>> start Supplied data
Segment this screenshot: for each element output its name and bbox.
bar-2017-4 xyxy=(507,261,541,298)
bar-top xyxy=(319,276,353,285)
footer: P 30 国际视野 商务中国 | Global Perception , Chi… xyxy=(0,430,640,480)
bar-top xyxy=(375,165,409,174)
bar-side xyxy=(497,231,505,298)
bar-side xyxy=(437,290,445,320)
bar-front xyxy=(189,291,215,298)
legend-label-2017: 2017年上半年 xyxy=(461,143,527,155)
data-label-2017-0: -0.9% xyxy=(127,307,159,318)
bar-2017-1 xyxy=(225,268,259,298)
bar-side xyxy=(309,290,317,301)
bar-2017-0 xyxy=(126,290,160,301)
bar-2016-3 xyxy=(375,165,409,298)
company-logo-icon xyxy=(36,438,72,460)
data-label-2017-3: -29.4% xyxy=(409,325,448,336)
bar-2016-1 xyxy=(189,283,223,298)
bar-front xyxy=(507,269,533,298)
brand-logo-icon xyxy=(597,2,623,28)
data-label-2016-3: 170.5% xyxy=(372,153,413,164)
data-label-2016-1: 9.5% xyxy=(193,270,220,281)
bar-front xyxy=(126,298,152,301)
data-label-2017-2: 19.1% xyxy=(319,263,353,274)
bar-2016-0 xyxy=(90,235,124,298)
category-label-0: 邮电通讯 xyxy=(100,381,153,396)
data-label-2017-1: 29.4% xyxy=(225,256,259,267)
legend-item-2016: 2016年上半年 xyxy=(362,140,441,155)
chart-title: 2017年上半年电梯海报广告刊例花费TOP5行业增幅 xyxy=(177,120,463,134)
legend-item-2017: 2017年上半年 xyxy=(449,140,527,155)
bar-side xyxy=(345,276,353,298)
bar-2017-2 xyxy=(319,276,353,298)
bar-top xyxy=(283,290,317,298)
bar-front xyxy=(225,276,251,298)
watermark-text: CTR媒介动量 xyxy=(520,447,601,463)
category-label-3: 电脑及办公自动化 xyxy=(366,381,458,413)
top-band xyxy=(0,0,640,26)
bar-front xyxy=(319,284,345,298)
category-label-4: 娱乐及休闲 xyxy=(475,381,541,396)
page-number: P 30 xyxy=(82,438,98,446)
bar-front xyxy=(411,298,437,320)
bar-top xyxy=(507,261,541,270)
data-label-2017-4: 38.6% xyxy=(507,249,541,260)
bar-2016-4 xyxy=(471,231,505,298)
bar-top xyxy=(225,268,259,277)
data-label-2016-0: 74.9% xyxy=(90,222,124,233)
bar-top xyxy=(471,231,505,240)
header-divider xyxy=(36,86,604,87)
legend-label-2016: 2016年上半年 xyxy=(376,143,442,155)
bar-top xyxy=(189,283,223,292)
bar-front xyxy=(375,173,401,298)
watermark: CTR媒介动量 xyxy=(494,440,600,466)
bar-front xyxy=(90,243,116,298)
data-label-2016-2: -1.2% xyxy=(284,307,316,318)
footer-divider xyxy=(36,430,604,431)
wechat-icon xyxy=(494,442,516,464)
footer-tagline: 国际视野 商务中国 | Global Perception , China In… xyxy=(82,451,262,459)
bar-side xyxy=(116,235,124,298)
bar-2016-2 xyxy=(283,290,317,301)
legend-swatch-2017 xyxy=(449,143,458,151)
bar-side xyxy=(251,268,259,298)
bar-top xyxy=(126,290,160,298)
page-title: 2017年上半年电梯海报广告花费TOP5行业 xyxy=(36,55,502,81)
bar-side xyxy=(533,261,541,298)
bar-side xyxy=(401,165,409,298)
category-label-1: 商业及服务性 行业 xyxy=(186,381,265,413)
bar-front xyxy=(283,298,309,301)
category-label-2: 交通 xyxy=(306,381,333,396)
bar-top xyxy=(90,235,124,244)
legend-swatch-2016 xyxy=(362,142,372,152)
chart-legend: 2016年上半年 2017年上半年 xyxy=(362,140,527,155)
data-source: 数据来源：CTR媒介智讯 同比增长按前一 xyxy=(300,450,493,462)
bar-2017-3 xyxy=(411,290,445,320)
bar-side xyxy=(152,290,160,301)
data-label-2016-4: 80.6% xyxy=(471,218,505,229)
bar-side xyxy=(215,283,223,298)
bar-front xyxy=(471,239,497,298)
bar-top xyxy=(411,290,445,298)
>> end Supplied data
Written request: Output every line of the data above unchanged, copying each one character for character.

Solution for this exercise:
Segment this screenshot: for each element output its name and bbox.
bar-2017-4 xyxy=(507,261,541,298)
bar-top xyxy=(319,276,353,285)
footer: P 30 国际视野 商务中国 | Global Perception , Chi… xyxy=(0,430,640,480)
bar-top xyxy=(375,165,409,174)
bar-side xyxy=(497,231,505,298)
bar-side xyxy=(437,290,445,320)
bar-front xyxy=(189,291,215,298)
legend-label-2017: 2017年上半年 xyxy=(461,143,527,155)
data-label-2017-0: -0.9% xyxy=(127,307,159,318)
bar-2017-1 xyxy=(225,268,259,298)
bar-side xyxy=(309,290,317,301)
bar-2017-0 xyxy=(126,290,160,301)
bar-2016-3 xyxy=(375,165,409,298)
company-logo-icon xyxy=(36,438,72,460)
data-label-2017-3: -29.4% xyxy=(409,325,448,336)
bar-2016-1 xyxy=(189,283,223,298)
bar-front xyxy=(507,269,533,298)
brand-logo-icon xyxy=(597,2,623,28)
data-label-2016-3: 170.5% xyxy=(372,153,413,164)
data-label-2016-1: 9.5% xyxy=(193,270,220,281)
bar-front xyxy=(126,298,152,301)
data-label-2017-2: 19.1% xyxy=(319,263,353,274)
bar-2016-0 xyxy=(90,235,124,298)
category-label-0: 邮电通讯 xyxy=(100,381,153,396)
data-label-2017-1: 29.4% xyxy=(225,256,259,267)
legend-item-2016: 2016年上半年 xyxy=(362,140,441,155)
chart-title: 2017年上半年电梯海报广告刊例花费TOP5行业增幅 xyxy=(177,120,463,134)
legend-item-2017: 2017年上半年 xyxy=(449,140,527,155)
bar-side xyxy=(345,276,353,298)
bar-2017-2 xyxy=(319,276,353,298)
bar-top xyxy=(283,290,317,298)
bar-front xyxy=(225,276,251,298)
watermark-text: CTR媒介动量 xyxy=(520,447,601,463)
category-label-3: 电脑及办公自动化 xyxy=(366,381,458,413)
top-band xyxy=(0,0,640,26)
bar-front xyxy=(319,284,345,298)
category-label-4: 娱乐及休闲 xyxy=(475,381,541,396)
page-number: P 30 xyxy=(82,438,98,446)
bar-front xyxy=(411,298,437,320)
bar-top xyxy=(507,261,541,270)
data-label-2017-4: 38.6% xyxy=(507,249,541,260)
bar-2016-4 xyxy=(471,231,505,298)
bar-top xyxy=(225,268,259,277)
data-label-2016-0: 74.9% xyxy=(90,222,124,233)
bar-top xyxy=(471,231,505,240)
header-divider xyxy=(36,86,604,87)
legend-label-2016: 2016年上半年 xyxy=(376,143,442,155)
bar-top xyxy=(189,283,223,292)
bar-front xyxy=(375,173,401,298)
watermark: CTR媒介动量 xyxy=(494,440,600,466)
bar-front xyxy=(90,243,116,298)
data-label-2016-2: -1.2% xyxy=(284,307,316,318)
footer-divider xyxy=(36,430,604,431)
wechat-icon xyxy=(494,442,516,464)
footer-tagline: 国际视野 商务中国 | Global Perception , China In… xyxy=(82,451,262,459)
bar-side xyxy=(116,235,124,298)
bar-2016-2 xyxy=(283,290,317,301)
legend-swatch-2017 xyxy=(449,143,458,151)
bar-side xyxy=(251,268,259,298)
bar-top xyxy=(126,290,160,298)
page-title: 2017年上半年电梯海报广告花费TOP5行业 xyxy=(36,55,502,81)
bar-side xyxy=(533,261,541,298)
bar-side xyxy=(401,165,409,298)
category-label-1: 商业及服务性 行业 xyxy=(186,381,265,413)
bar-front xyxy=(283,298,309,301)
category-label-2: 交通 xyxy=(306,381,333,396)
bar-top xyxy=(90,235,124,244)
legend-swatch-2016 xyxy=(362,142,372,152)
chart-legend: 2016年上半年 2017年上半年 xyxy=(362,140,527,155)
data-source: 数据来源：CTR媒介智讯 同比增长按前一 xyxy=(300,450,493,462)
bar-2017-3 xyxy=(411,290,445,320)
bar-side xyxy=(152,290,160,301)
data-label-2016-4: 80.6% xyxy=(471,218,505,229)
bar-side xyxy=(215,283,223,298)
bar-front xyxy=(471,239,497,298)
bar-top xyxy=(411,290,445,298)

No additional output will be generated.